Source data
╔══

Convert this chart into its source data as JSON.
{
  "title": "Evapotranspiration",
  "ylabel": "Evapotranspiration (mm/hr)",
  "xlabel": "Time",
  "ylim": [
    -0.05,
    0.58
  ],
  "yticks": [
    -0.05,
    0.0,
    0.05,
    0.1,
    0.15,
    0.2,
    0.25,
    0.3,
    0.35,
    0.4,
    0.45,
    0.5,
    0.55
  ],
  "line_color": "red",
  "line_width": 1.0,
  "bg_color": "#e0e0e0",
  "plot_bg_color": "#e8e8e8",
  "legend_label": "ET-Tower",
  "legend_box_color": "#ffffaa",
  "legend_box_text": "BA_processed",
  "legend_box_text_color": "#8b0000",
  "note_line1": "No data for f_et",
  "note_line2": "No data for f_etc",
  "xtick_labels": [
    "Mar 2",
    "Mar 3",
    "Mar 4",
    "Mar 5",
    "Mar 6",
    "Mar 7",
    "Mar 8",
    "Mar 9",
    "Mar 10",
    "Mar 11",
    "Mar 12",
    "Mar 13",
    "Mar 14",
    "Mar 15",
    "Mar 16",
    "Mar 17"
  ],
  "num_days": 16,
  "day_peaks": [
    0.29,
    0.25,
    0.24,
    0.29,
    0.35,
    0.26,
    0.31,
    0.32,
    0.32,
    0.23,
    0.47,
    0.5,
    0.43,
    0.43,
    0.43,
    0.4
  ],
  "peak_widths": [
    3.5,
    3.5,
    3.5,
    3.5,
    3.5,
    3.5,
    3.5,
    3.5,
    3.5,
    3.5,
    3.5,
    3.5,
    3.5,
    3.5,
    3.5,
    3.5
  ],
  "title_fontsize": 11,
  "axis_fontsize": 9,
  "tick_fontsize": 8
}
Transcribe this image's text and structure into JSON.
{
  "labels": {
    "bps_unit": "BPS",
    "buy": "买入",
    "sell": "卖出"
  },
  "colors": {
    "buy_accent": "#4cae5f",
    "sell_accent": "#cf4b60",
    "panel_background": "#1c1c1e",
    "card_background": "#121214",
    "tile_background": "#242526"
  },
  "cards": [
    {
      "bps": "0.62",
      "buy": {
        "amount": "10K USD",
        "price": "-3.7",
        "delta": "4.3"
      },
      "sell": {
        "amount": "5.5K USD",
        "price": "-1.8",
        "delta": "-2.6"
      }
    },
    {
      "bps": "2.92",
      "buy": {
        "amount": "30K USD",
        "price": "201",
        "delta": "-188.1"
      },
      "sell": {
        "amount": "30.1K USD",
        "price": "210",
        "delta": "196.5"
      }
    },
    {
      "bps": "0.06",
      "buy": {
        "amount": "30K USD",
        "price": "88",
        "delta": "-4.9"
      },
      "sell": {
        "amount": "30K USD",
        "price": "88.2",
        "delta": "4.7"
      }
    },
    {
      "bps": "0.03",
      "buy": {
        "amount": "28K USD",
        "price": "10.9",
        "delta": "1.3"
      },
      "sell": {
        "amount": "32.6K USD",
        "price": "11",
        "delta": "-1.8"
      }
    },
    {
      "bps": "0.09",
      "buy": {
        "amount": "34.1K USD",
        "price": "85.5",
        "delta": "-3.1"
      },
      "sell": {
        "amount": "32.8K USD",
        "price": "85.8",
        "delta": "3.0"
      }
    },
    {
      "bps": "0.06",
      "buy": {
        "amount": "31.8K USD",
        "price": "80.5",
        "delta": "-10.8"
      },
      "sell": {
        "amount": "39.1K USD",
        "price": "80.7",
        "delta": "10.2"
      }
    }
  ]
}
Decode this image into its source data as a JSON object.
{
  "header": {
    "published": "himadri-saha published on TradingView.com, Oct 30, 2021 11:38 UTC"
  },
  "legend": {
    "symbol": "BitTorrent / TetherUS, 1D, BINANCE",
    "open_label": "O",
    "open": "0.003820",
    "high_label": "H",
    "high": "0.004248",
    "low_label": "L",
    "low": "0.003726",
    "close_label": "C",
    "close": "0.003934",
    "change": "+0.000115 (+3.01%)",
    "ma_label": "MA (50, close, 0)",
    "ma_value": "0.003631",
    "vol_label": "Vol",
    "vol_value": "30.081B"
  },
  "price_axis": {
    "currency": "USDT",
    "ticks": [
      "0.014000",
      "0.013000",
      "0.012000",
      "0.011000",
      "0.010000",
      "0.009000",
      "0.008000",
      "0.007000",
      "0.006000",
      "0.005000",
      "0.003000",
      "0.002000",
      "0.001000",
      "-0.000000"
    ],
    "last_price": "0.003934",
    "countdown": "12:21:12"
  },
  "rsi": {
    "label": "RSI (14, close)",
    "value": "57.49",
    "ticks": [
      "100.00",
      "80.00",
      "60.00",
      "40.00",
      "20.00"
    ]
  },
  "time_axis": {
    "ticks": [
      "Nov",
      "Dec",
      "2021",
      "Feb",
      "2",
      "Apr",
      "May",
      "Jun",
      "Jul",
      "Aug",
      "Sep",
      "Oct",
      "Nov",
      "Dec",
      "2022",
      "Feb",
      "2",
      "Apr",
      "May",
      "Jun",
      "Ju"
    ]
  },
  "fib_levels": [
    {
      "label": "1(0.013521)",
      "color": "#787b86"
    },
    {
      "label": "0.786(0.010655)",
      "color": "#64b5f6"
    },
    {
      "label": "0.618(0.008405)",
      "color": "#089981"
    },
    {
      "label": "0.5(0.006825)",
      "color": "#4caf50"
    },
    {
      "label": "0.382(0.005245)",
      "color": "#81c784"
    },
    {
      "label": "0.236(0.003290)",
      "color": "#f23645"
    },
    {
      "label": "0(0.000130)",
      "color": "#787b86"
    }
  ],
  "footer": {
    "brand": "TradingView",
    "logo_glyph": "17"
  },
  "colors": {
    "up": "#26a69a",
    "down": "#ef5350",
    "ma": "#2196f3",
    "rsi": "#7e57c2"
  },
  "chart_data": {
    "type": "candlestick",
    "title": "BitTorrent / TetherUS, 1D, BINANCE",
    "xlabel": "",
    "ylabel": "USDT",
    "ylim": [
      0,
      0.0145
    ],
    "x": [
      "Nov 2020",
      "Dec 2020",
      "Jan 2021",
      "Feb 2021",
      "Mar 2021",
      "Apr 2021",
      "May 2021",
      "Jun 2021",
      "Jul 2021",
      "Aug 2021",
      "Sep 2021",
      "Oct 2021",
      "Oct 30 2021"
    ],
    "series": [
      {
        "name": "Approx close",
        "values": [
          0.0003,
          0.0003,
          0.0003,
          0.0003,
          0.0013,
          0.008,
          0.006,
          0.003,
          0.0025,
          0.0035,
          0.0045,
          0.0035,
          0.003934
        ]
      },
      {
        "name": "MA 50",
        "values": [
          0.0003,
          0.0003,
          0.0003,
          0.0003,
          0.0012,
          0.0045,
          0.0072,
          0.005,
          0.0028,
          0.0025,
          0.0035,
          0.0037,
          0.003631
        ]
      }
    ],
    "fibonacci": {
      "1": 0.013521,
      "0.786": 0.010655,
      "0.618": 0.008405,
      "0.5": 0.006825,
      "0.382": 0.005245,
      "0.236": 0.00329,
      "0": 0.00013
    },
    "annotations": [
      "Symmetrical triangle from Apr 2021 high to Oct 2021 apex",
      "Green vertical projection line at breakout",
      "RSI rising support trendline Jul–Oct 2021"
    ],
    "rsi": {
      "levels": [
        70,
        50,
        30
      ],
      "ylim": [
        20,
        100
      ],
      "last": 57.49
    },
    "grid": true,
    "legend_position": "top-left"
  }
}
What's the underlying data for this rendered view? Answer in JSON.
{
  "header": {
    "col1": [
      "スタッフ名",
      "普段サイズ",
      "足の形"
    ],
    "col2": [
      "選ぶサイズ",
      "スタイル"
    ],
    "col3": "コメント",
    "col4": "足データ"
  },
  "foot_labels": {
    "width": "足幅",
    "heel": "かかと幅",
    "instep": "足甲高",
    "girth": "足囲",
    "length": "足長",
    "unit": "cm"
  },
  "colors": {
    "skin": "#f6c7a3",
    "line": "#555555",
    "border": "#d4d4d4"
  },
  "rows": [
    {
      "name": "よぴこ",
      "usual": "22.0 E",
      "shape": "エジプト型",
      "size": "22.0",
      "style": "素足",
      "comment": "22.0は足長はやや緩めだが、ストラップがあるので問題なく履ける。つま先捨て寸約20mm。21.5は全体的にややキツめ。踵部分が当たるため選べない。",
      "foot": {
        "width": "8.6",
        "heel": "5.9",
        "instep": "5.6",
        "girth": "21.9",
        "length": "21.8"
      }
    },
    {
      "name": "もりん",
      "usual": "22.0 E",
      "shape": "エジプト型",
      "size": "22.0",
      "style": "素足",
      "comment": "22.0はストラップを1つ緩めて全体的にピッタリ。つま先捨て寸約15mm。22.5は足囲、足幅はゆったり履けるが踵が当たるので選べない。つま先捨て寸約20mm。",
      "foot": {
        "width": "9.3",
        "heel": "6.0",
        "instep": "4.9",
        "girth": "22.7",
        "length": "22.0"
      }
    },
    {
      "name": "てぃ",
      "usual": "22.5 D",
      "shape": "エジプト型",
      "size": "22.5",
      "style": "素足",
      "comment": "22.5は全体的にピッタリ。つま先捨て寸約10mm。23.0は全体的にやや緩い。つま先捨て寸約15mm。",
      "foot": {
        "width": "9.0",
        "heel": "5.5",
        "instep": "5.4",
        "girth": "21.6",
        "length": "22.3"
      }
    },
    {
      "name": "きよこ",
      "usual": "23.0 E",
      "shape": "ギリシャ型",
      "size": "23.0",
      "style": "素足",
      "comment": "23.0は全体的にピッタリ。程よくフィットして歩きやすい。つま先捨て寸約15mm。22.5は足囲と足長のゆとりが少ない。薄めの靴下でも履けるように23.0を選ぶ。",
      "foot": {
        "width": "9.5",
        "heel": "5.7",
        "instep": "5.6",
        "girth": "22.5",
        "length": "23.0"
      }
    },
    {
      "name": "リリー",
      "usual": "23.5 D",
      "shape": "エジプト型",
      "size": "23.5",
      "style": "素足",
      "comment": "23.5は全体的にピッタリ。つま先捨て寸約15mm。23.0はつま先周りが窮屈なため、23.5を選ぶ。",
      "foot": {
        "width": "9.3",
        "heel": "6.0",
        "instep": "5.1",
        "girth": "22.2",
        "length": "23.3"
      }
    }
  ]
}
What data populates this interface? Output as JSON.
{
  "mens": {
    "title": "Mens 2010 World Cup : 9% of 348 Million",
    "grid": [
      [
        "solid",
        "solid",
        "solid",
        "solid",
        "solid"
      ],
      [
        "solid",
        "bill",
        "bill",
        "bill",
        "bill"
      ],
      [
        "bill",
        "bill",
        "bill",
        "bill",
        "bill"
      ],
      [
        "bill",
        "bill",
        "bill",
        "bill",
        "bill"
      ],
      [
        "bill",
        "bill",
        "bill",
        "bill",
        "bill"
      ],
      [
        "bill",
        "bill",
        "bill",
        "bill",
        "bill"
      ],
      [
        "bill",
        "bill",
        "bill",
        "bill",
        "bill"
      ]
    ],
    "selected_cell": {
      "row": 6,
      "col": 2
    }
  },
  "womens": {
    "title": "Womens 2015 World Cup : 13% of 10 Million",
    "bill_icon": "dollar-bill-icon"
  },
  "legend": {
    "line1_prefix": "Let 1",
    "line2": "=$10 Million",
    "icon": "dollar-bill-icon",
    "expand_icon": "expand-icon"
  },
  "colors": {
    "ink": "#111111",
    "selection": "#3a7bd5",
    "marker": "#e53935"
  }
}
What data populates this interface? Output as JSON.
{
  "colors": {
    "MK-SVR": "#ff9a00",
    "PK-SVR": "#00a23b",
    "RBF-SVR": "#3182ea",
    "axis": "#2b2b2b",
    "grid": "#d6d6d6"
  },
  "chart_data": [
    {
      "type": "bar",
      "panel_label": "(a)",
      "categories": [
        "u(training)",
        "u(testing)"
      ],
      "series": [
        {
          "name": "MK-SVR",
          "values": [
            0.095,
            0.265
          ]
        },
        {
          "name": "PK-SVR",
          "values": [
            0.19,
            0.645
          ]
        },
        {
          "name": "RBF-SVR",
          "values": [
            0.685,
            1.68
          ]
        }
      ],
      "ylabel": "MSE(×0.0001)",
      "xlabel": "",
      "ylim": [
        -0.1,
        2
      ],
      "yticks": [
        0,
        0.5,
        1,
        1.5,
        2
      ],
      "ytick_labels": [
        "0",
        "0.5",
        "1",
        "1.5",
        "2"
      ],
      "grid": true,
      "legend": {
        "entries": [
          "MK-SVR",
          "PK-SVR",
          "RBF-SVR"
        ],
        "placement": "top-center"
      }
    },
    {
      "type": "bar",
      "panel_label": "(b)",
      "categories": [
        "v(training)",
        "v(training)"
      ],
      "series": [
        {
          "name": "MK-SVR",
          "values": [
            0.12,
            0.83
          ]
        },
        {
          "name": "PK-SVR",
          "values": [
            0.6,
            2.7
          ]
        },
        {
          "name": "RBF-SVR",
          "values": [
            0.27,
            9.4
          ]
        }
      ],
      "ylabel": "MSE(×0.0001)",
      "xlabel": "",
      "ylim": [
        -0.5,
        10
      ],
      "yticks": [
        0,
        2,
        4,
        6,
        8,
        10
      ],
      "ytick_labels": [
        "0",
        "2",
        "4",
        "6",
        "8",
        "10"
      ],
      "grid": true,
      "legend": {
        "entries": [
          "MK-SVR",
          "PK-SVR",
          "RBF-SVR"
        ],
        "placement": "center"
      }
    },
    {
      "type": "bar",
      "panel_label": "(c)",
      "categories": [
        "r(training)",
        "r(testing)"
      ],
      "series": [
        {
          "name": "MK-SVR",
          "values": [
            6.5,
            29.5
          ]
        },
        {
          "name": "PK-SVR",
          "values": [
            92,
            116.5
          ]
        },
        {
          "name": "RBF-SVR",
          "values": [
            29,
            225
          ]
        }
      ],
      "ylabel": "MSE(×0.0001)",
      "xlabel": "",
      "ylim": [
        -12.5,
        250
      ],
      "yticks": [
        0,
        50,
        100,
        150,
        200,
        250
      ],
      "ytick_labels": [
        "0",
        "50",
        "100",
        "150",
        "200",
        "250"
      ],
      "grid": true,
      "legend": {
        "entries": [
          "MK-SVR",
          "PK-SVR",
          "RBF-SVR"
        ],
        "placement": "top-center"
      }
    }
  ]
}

╚══

Gather each line in the data that holds the string "Evapotranspiration".

Exercise result:
  "title": "Evapotranspiration",
  "ylabel": "Evapotranspiration (mm/hr)",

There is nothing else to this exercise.